■ **DATASET CONTENT**:
►

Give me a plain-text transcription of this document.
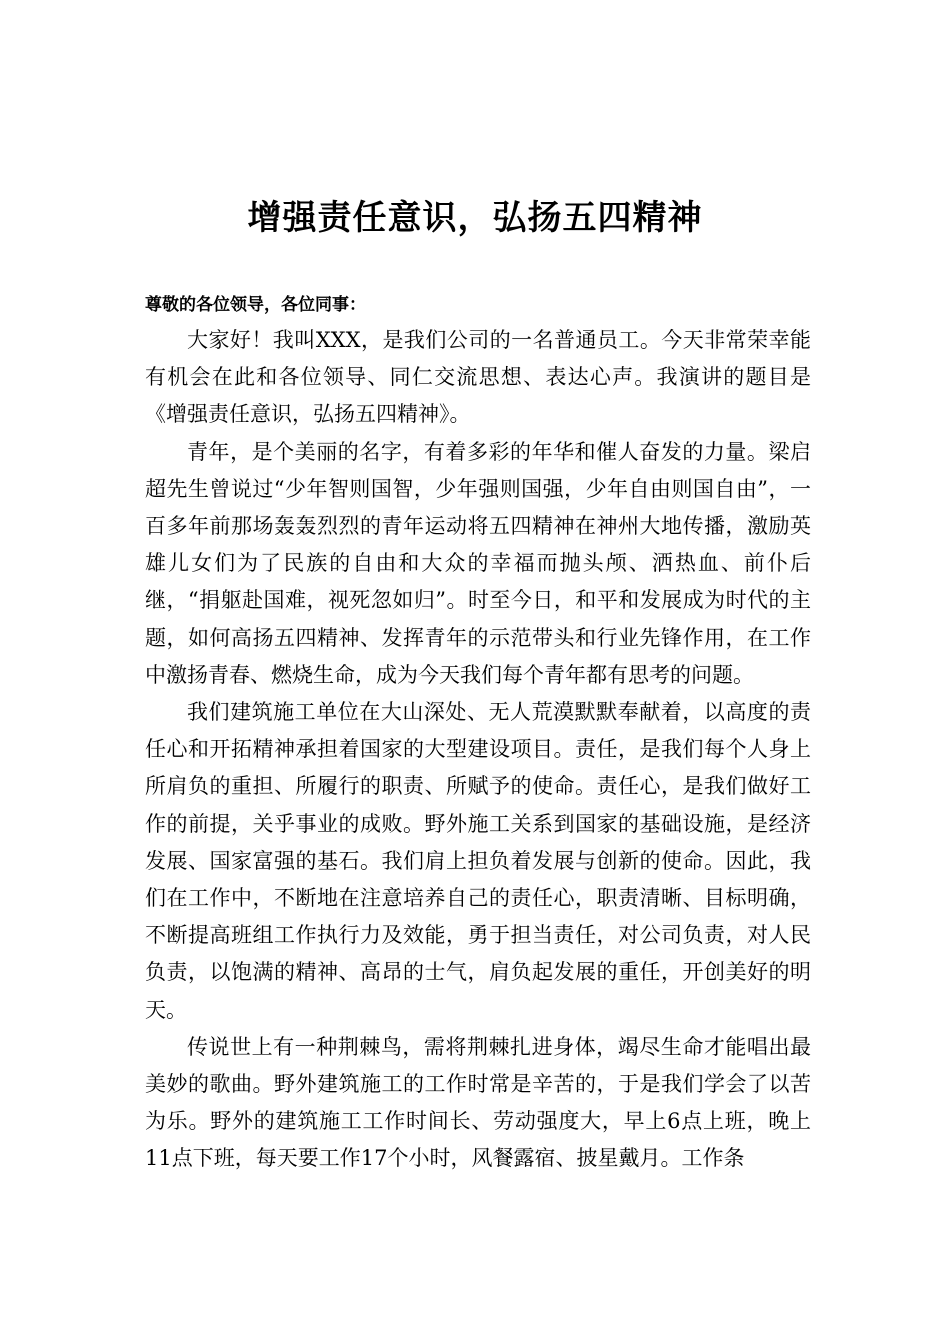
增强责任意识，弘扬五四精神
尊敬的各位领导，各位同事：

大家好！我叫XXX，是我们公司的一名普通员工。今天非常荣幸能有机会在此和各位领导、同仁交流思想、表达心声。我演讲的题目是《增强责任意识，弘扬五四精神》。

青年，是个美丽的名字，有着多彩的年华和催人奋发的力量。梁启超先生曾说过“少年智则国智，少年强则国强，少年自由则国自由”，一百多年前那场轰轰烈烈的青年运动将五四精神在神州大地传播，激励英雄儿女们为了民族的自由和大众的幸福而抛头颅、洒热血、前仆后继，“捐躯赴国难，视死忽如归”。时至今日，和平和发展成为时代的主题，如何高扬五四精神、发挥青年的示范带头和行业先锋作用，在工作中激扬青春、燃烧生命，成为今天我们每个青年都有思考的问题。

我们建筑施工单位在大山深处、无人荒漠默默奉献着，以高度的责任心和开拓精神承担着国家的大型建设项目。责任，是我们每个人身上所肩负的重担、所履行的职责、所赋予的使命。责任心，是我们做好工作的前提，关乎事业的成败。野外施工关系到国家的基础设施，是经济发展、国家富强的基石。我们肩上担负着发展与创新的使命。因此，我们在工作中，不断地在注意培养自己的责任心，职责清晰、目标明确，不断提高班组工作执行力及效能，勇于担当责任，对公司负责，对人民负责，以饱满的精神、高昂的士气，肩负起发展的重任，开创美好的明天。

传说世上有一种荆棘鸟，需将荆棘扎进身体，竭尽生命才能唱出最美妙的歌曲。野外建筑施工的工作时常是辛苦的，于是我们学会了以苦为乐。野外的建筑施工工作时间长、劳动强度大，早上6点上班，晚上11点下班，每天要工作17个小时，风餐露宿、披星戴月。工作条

◄
►

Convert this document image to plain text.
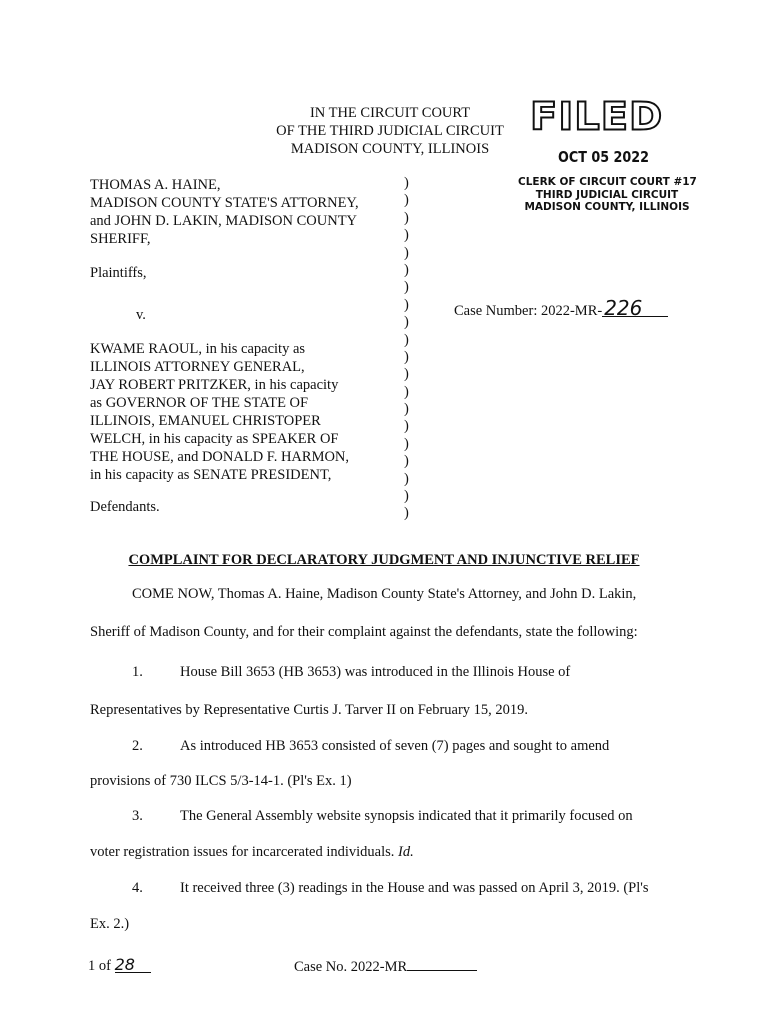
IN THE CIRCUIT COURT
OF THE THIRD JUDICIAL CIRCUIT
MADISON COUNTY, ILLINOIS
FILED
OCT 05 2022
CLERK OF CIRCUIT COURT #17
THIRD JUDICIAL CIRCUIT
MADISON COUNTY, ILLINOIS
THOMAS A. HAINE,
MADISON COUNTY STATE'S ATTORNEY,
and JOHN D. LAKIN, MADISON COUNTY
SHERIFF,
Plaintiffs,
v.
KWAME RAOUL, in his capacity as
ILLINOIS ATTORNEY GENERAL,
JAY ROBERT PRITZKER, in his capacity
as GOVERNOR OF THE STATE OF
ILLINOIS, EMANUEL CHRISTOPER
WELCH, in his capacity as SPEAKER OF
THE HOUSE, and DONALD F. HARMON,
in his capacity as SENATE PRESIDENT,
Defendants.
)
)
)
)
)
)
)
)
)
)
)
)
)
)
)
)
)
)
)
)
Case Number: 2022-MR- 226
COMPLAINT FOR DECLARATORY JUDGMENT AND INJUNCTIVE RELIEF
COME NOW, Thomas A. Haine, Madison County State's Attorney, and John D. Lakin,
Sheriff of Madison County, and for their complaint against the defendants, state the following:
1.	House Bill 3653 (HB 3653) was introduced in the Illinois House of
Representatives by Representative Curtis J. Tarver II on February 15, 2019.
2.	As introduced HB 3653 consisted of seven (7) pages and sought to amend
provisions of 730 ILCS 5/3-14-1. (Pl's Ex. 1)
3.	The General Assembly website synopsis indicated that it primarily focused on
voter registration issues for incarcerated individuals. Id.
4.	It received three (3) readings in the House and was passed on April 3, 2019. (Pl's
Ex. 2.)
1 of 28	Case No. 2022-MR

◄
►

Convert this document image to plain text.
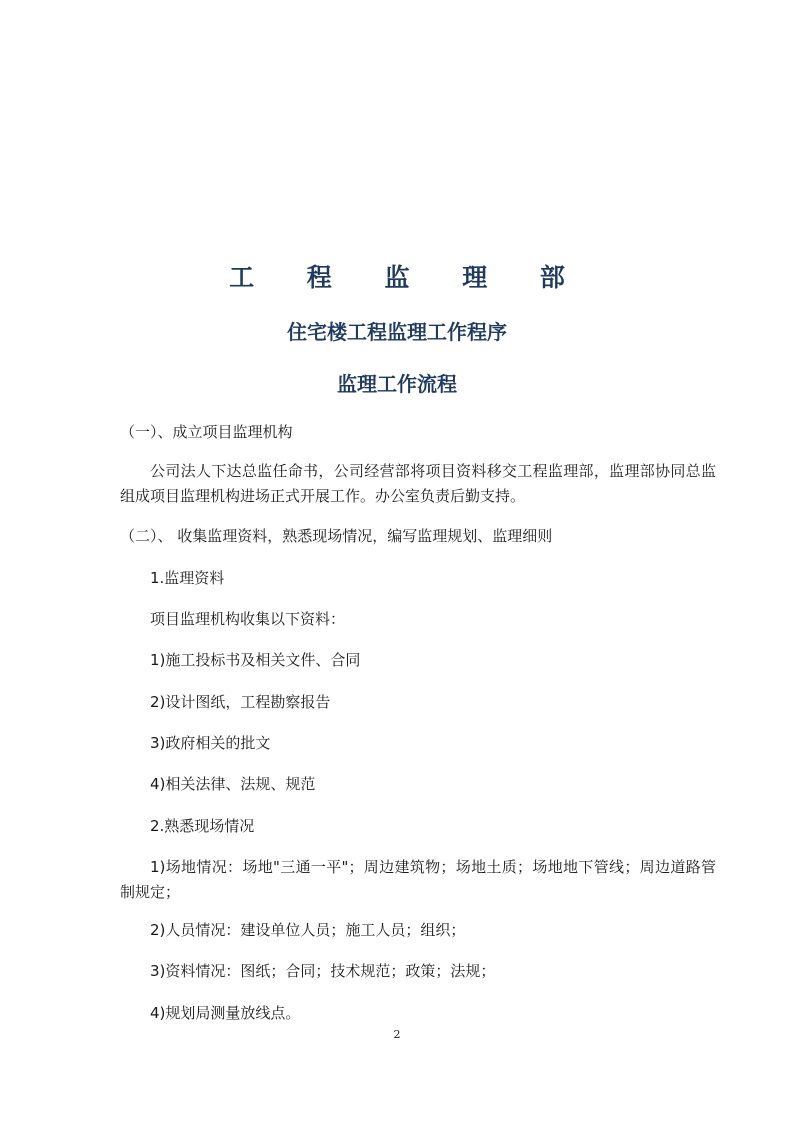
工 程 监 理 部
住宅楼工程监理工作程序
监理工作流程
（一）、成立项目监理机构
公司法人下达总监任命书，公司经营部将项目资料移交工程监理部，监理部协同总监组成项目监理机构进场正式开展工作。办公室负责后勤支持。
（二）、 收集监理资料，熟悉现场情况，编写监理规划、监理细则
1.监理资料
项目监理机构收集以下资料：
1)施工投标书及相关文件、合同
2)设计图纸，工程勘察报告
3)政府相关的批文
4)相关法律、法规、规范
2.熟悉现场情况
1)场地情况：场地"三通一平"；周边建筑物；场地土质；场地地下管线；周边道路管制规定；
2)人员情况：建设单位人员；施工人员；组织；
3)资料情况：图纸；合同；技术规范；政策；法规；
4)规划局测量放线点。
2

◄

■ **REQUEST**:
List the lines of the records where "弘扬五四精神" occurs.

■ **ANSWER FOR THIS EXERCISE**:
增强责任意识，弘扬五四精神
大家好！我叫XXX，是我们公司的一名普通员工。今天非常荣幸能有机会在此和各位领导、同仁交流思想、表达心声。我演讲的题目是《增强责任意识，弘扬五四精神》。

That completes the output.